--- begin ---

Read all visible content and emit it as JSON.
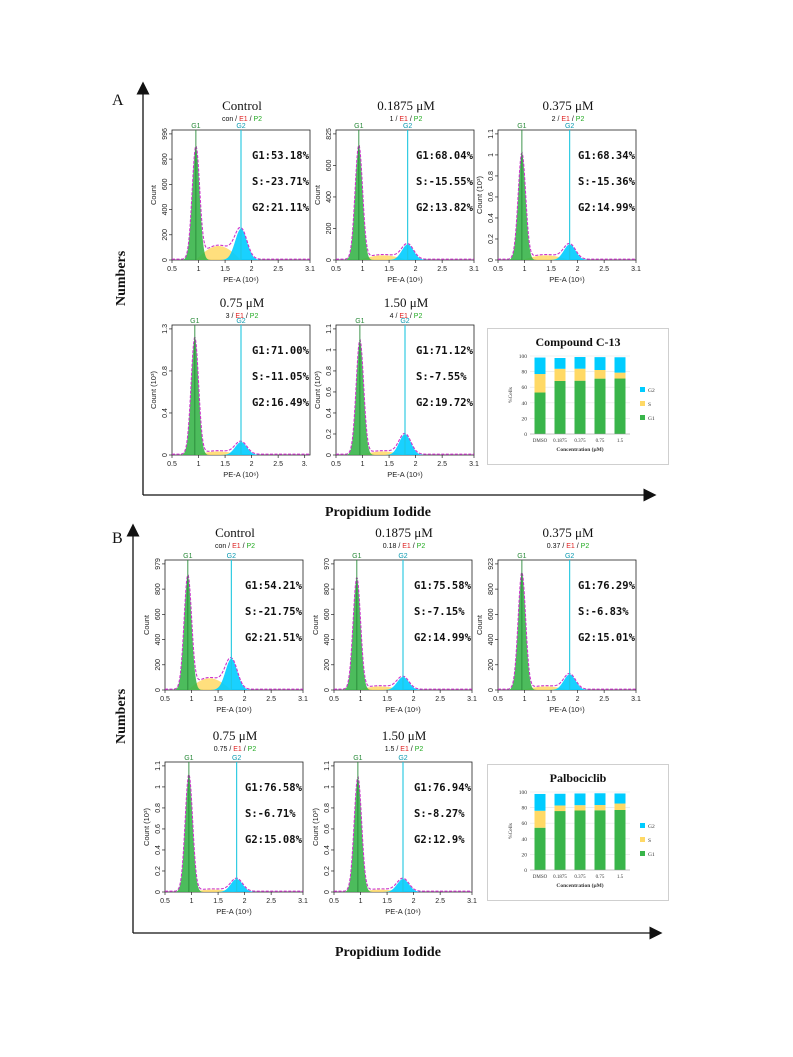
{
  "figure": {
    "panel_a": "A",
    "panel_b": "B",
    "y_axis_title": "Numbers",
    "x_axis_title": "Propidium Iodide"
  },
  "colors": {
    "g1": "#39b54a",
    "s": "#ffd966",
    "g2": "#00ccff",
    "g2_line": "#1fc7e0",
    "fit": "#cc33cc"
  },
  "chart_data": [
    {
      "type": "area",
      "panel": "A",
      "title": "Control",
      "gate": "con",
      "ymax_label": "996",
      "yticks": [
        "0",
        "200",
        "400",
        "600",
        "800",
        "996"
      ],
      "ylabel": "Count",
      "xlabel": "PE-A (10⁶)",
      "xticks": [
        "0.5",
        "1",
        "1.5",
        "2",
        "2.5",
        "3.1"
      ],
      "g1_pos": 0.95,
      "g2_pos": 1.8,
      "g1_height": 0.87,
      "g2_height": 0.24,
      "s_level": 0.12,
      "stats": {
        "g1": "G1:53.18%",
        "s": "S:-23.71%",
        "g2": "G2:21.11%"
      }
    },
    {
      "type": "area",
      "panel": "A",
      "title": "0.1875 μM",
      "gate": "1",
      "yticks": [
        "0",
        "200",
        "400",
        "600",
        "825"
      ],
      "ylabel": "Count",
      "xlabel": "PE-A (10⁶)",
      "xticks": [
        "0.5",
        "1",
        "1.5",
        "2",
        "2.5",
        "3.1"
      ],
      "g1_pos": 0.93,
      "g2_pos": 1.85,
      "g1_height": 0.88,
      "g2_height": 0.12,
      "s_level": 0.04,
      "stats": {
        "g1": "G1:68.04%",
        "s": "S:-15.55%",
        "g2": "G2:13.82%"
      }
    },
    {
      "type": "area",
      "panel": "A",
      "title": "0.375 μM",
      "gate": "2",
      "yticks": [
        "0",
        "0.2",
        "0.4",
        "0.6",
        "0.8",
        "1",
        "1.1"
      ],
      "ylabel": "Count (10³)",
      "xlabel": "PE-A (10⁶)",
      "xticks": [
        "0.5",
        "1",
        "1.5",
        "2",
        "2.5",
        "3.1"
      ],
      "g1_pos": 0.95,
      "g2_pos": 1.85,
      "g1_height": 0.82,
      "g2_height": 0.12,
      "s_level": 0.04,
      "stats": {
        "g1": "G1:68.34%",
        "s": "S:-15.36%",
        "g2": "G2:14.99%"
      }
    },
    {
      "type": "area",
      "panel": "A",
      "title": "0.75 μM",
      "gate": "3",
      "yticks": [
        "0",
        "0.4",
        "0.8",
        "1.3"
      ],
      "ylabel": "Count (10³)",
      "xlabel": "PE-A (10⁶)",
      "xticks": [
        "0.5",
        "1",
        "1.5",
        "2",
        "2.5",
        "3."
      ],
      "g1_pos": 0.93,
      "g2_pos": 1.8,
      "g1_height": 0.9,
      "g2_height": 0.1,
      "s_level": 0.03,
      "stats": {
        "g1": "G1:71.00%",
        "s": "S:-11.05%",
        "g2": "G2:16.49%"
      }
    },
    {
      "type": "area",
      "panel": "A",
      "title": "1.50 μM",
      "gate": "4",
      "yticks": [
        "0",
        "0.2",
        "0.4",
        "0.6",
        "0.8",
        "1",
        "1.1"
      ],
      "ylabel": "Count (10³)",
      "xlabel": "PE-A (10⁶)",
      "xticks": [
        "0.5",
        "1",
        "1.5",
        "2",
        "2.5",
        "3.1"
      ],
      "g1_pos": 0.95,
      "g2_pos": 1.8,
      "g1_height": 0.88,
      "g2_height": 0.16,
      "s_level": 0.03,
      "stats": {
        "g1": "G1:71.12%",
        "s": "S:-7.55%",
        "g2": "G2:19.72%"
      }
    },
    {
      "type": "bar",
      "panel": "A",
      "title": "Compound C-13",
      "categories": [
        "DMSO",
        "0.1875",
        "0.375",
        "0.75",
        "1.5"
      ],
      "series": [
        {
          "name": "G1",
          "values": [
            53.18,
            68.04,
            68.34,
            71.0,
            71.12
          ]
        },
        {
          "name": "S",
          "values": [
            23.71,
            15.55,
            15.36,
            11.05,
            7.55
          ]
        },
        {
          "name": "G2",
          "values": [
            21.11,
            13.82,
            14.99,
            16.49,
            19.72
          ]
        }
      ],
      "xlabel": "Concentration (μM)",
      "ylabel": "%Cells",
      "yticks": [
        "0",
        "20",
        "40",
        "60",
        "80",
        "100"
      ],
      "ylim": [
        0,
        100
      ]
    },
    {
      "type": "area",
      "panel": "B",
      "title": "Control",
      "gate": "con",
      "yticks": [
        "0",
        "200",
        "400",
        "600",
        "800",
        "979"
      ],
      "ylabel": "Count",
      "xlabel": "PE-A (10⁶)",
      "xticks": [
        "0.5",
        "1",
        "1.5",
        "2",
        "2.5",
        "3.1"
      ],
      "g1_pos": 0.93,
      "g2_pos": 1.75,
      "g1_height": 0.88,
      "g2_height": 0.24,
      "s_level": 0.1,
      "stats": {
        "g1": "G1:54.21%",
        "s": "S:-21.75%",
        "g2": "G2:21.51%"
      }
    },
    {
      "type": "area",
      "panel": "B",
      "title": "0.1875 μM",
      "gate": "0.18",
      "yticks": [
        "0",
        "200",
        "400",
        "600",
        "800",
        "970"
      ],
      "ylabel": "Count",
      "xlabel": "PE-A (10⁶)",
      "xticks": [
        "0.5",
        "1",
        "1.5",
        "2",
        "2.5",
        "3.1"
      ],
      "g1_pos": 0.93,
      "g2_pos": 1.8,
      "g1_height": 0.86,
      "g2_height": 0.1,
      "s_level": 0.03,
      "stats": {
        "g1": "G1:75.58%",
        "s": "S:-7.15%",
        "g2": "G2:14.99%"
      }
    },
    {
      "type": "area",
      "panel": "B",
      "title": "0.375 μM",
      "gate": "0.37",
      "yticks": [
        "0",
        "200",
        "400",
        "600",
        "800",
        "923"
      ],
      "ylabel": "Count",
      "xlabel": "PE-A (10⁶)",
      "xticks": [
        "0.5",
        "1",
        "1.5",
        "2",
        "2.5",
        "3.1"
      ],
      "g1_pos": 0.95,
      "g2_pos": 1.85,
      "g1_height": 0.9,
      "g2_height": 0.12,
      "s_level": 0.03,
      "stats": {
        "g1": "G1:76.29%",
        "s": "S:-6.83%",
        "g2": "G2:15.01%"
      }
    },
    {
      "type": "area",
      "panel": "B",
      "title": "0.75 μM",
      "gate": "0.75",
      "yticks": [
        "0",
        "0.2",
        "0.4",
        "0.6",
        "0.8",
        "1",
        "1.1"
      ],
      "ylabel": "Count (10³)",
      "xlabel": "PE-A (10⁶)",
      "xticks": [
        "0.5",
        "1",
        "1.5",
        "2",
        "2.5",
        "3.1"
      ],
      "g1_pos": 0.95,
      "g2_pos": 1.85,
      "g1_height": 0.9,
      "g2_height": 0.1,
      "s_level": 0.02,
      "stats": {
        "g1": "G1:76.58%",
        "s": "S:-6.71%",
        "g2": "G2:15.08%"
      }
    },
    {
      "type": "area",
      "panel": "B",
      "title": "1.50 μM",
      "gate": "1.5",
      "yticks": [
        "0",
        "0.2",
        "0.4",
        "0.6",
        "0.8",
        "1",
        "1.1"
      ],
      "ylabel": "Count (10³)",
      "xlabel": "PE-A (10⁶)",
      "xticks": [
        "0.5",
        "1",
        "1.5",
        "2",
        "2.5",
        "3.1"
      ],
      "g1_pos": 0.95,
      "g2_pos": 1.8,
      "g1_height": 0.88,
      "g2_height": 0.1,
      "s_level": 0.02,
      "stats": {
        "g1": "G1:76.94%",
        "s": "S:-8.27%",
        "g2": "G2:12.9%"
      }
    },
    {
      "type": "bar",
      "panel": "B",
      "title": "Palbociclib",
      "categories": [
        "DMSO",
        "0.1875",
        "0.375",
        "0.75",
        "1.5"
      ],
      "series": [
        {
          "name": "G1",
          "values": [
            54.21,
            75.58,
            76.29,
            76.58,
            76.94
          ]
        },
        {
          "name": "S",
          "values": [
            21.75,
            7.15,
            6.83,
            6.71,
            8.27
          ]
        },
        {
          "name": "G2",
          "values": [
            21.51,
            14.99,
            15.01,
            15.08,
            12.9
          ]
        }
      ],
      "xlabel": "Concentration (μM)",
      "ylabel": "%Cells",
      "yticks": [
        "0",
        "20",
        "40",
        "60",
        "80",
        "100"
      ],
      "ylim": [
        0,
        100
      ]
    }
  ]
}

--- end ---
--- begin ---

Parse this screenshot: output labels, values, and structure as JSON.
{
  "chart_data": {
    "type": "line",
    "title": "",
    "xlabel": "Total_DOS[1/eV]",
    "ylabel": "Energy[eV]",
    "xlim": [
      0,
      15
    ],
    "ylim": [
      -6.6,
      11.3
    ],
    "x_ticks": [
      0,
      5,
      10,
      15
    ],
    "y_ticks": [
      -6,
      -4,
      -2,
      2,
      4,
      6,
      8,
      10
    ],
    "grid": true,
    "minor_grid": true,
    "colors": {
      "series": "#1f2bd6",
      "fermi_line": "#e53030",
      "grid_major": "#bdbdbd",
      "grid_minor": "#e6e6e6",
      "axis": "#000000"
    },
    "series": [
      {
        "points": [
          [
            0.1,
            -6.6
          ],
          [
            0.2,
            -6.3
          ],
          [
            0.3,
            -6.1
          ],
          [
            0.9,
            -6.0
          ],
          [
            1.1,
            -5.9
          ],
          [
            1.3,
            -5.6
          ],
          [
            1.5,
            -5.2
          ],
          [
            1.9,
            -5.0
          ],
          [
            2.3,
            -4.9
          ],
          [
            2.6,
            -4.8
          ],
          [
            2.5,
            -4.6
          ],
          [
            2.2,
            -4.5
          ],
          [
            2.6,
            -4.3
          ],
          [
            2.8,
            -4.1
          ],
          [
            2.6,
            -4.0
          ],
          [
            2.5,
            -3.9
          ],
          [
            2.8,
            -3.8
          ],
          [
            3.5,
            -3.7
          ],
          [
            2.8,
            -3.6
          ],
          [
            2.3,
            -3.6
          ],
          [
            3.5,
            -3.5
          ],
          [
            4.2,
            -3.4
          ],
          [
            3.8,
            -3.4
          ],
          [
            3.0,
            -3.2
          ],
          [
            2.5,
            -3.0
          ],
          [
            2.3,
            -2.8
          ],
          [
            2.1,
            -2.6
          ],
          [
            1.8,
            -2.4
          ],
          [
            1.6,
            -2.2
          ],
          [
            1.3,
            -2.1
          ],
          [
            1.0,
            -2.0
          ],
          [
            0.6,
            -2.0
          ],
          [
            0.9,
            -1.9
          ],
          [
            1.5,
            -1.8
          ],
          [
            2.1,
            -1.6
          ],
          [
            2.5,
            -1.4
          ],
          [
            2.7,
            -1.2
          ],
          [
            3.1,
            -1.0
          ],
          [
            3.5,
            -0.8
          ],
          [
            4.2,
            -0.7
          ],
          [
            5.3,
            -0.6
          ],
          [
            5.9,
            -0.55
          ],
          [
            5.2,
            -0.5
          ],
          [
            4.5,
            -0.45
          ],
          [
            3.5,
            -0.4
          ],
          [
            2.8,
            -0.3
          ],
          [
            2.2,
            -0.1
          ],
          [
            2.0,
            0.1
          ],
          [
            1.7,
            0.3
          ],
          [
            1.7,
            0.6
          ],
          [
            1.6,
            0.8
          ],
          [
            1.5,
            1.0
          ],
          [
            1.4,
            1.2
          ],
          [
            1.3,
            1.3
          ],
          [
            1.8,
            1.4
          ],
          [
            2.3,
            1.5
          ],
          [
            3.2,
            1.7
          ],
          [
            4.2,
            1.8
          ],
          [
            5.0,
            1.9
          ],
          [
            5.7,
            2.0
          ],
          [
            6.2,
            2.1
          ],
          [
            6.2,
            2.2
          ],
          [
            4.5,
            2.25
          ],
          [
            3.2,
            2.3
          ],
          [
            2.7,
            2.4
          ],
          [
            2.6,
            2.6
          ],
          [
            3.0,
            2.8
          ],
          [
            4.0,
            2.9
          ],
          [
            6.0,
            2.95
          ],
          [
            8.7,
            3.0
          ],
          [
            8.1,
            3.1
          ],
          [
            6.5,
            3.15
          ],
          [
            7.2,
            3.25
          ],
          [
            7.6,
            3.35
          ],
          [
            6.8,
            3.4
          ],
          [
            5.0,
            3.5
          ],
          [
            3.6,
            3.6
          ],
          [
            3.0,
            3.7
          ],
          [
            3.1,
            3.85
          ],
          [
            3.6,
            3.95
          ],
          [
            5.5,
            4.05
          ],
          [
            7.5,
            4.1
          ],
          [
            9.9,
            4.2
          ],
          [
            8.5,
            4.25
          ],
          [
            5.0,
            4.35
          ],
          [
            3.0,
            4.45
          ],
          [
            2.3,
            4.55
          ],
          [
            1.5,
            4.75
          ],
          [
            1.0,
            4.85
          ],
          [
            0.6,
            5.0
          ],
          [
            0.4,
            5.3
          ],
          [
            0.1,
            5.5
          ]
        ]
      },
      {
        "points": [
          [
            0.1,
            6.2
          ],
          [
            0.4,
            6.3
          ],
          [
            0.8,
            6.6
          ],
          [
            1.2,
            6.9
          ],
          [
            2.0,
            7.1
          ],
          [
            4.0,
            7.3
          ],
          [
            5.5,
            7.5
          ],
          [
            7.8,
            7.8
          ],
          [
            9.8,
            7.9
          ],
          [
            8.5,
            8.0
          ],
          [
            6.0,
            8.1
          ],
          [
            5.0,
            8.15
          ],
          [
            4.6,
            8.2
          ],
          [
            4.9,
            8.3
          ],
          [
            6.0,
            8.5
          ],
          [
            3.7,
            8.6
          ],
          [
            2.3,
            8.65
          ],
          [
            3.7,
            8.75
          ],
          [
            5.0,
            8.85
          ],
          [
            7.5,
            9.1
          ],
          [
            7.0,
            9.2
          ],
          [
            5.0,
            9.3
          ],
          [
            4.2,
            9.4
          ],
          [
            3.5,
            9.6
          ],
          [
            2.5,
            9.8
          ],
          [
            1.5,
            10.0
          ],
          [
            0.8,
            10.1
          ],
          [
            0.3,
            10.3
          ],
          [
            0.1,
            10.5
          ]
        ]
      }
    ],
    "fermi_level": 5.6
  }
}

--- end ---

Pick out the lines that contain "gate" and copy them.

* [Answer]:
      "gate": "con",
      "gate": "1",
      "gate": "2",
      "gate": "3",
      "gate": "4",
      "gate": "con",
      "gate": "0.18",
      "gate": "0.37",
      "gate": "0.75",
      "gate": "1.5",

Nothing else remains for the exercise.